**Requirement**
Pick every line from the data that holds the word "content".

**** Supplied material

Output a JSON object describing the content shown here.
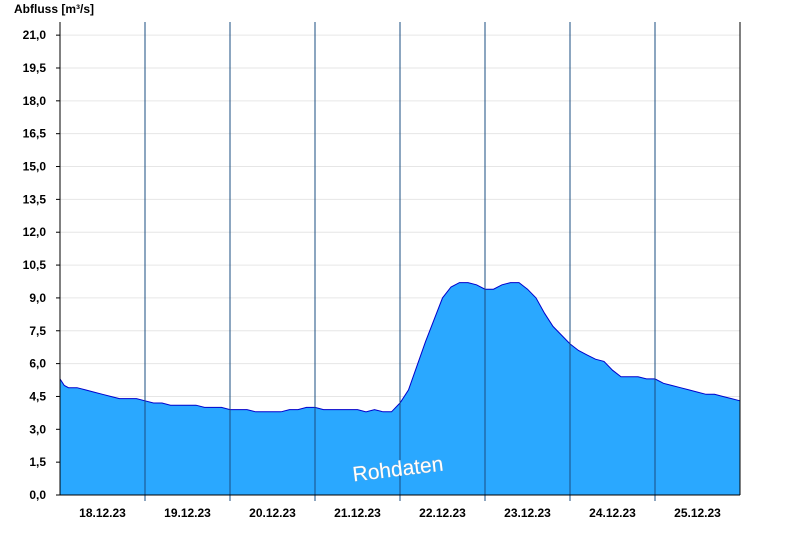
{
  "chart_data": {
    "type": "area",
    "ylabel": "Abfluss [m³/s]",
    "xlabel": "",
    "ylim": [
      0,
      21.6
    ],
    "y_ticks": [
      "0,0",
      "1,5",
      "3,0",
      "4,5",
      "6,0",
      "7,5",
      "9,0",
      "10,5",
      "12,0",
      "13,5",
      "15,0",
      "16,5",
      "18,0",
      "19,5",
      "21,0"
    ],
    "x_ticks": [
      "18.12.23",
      "19.12.23",
      "20.12.23",
      "21.12.23",
      "22.12.23",
      "23.12.23",
      "24.12.23",
      "25.12.23"
    ],
    "grid": true,
    "watermark": "Rohdaten",
    "colors": {
      "fill": "#2aa8ff",
      "line": "#0000cc",
      "grid": "#e6e6e6",
      "day_separator": "#1a4d80"
    },
    "series": [
      {
        "x": [
          0,
          0.05,
          0.1,
          0.2,
          0.3,
          0.4,
          0.5,
          0.6,
          0.7,
          0.8,
          0.9,
          1.0,
          1.1,
          1.2,
          1.3,
          1.4,
          1.5,
          1.6,
          1.7,
          1.8,
          1.9,
          2.0,
          2.1,
          2.2,
          2.3,
          2.4,
          2.5,
          2.6,
          2.7,
          2.8,
          2.9,
          3.0,
          3.1,
          3.2,
          3.3,
          3.4,
          3.5,
          3.6,
          3.7,
          3.8,
          3.9,
          4.0,
          4.1,
          4.2,
          4.3,
          4.4,
          4.5,
          4.6,
          4.7,
          4.8,
          4.9,
          5.0,
          5.1,
          5.2,
          5.3,
          5.4,
          5.5,
          5.6,
          5.7,
          5.8,
          5.9,
          6.0,
          6.1,
          6.2,
          6.3,
          6.4,
          6.5,
          6.6,
          6.7,
          6.8,
          6.9,
          7.0,
          7.1,
          7.2,
          7.3,
          7.4,
          7.5,
          7.6,
          7.7,
          7.8,
          7.9,
          8.0
        ],
        "values": [
          5.3,
          5.0,
          4.9,
          4.9,
          4.8,
          4.7,
          4.6,
          4.5,
          4.4,
          4.4,
          4.4,
          4.3,
          4.2,
          4.2,
          4.1,
          4.1,
          4.1,
          4.1,
          4.0,
          4.0,
          4.0,
          3.9,
          3.9,
          3.9,
          3.8,
          3.8,
          3.8,
          3.8,
          3.9,
          3.9,
          4.0,
          4.0,
          3.9,
          3.9,
          3.9,
          3.9,
          3.9,
          3.8,
          3.9,
          3.8,
          3.8,
          4.2,
          4.8,
          5.9,
          7.0,
          8.0,
          9.0,
          9.5,
          9.7,
          9.7,
          9.6,
          9.4,
          9.4,
          9.6,
          9.7,
          9.7,
          9.4,
          9.0,
          8.3,
          7.7,
          7.3,
          6.9,
          6.6,
          6.4,
          6.2,
          6.1,
          5.7,
          5.4,
          5.4,
          5.4,
          5.3,
          5.3,
          5.1,
          5.0,
          4.9,
          4.8,
          4.7,
          4.6,
          4.6,
          4.5,
          4.4,
          4.3
        ]
      }
    ]
  }
}
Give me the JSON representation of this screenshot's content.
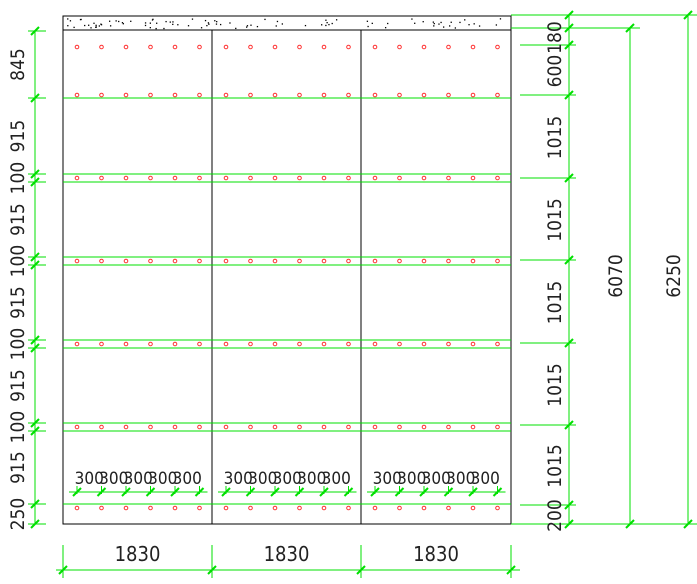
{
  "colors": {
    "dimension": "#00e000",
    "frame": "#000000",
    "anchor": "#ff3030",
    "background": "#ffffff"
  },
  "left_dims": [
    "845",
    "915",
    "100",
    "915",
    "100",
    "915",
    "100",
    "915",
    "100",
    "915",
    "250"
  ],
  "right_dims": [
    "180",
    "600",
    "1015",
    "1015",
    "1015",
    "1015",
    "1015",
    "200"
  ],
  "overall_dims": [
    "6070",
    "6250"
  ],
  "bay_widths": [
    "1830",
    "1830",
    "1830"
  ],
  "spacing_labels": [
    "300",
    "300",
    "300",
    "300",
    "300"
  ],
  "anchors_per_bay": 6
}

********

**Written reply**
Output a JSON object describing the content shown here.
Give me the JSON representation of this screenshot's content.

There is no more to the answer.